--- start ---
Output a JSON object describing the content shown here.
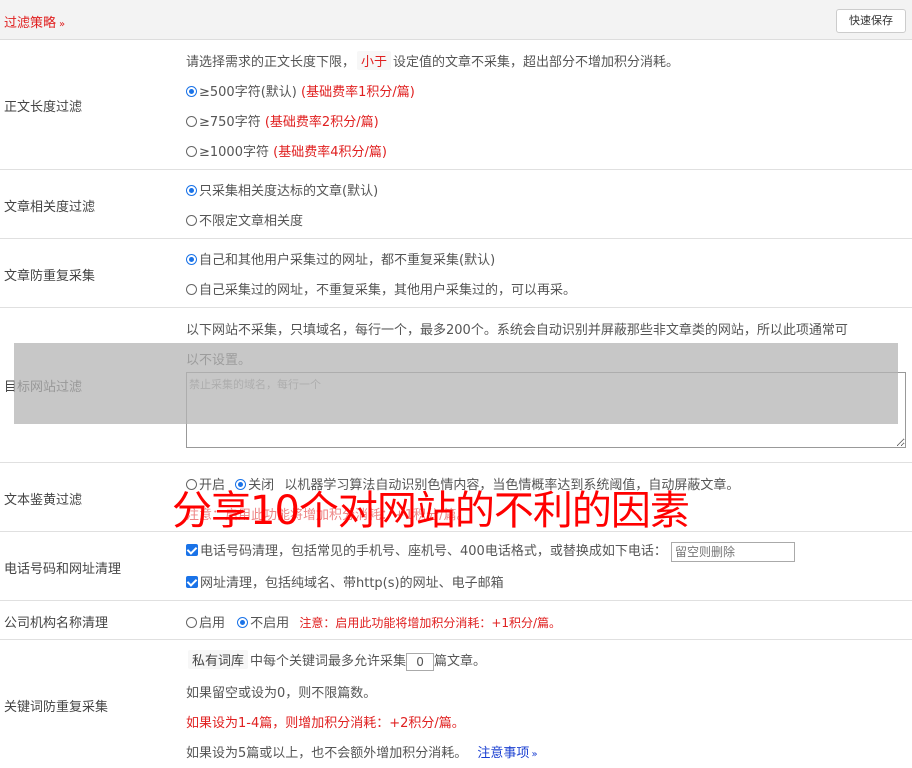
{
  "header": {
    "title": "过滤策略",
    "chevron": "»",
    "save_label": "快速保存"
  },
  "length_filter": {
    "label": "正文长度过滤",
    "desc_prefix": "请选择需求的正文长度下限，",
    "desc_tag": "小于",
    "desc_suffix": "设定值的文章不采集，超出部分不增加积分消耗。",
    "options": [
      {
        "text": "≥500字符(默认)",
        "note": "(基础费率1积分/篇)",
        "selected": true
      },
      {
        "text": "≥750字符",
        "note": "(基础费率2积分/篇)",
        "selected": false
      },
      {
        "text": "≥1000字符",
        "note": "(基础费率4积分/篇)",
        "selected": false
      }
    ]
  },
  "relevance": {
    "label": "文章相关度过滤",
    "options": [
      {
        "text": "只采集相关度达标的文章(默认)",
        "selected": true
      },
      {
        "text": "不限定文章相关度",
        "selected": false
      }
    ]
  },
  "dedupe": {
    "label": "文章防重复采集",
    "options": [
      {
        "text": "自己和其他用户采集过的网址，都不重复采集(默认)",
        "selected": true
      },
      {
        "text": "自己采集过的网址，不重复采集，其他用户采集过的，可以再采。",
        "selected": false
      }
    ]
  },
  "site_filter": {
    "label": "目标网站过滤",
    "desc_line1": "以下网站不采集，只填域名，每行一个，最多200个。系统会自动识别并屏蔽那些非文章类的网站，所以此项通常可",
    "desc_line2": "以不设置。",
    "placeholder": "禁止采集的域名，每行一个"
  },
  "porn_filter": {
    "label": "文本鉴黄过滤",
    "on_label": "开启",
    "off_label": "关闭",
    "desc": "以机器学习算法自动识别色情内容，当色情概率达到系统阈值，自动屏蔽文章。",
    "note": "注意：启用此功能将增加积分消耗：+1积分/篇。"
  },
  "phone_filter": {
    "label": "电话号码和网址清理",
    "phone_text": "电话号码清理，包括常见的手机号、座机号、400电话格式，或替换成如下电话：",
    "phone_placeholder": "留空则删除",
    "url_text": "网址清理，包括纯域名、带http(s)的网址、电子邮箱"
  },
  "org_filter": {
    "label": "公司机构名称清理",
    "enable_label": "启用",
    "disable_label": "不启用",
    "note": "注意：启用此功能将增加积分消耗：+1积分/篇。"
  },
  "keyword_dedupe": {
    "label": "关键词防重复采集",
    "tag": "私有词库",
    "text_before": "中每个关键词最多允许采集",
    "value": "0",
    "text_after": "篇文章。",
    "line2": "如果留空或设为0，则不限篇数。",
    "line3": "如果设为1-4篇，则增加积分消耗：+2积分/篇。",
    "line4": "如果设为5篇或以上，也不会额外增加积分消耗。",
    "link": "注意事项",
    "link_chevron": "»"
  },
  "overlay_title": "分享10个对网站的不利的因素"
}
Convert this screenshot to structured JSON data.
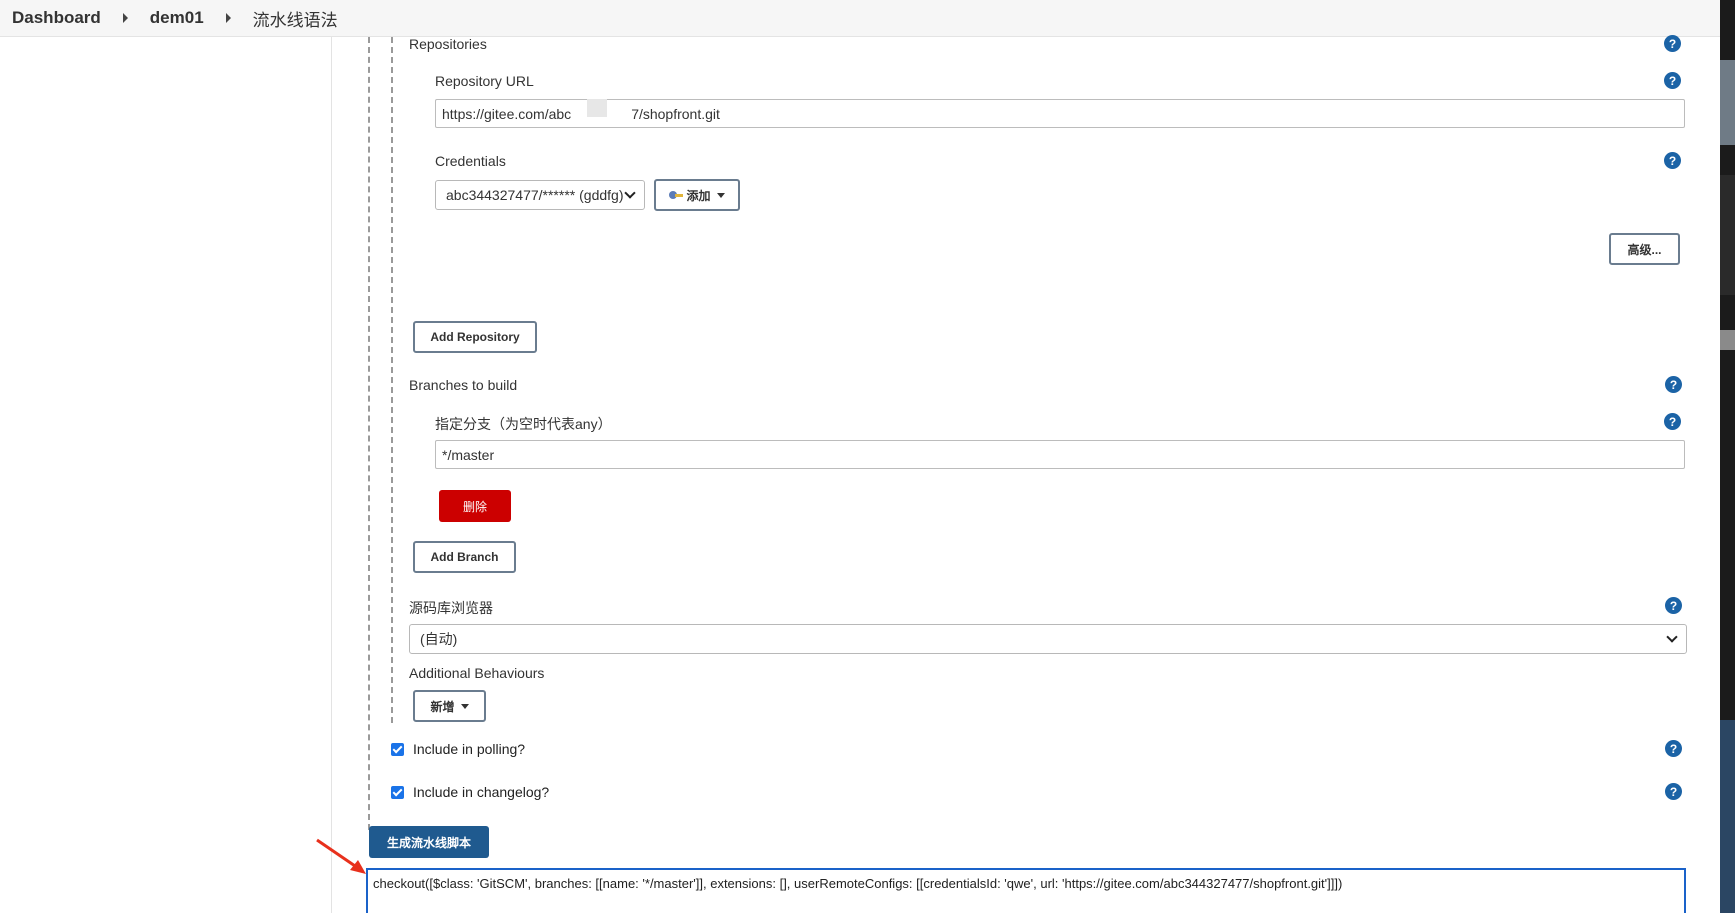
--- end ---
§ THE TASK
Looking at the data above, how many lines hold the word "note"? Respond with the number alone.

§ ANSWER TO THIS PROBLEM
5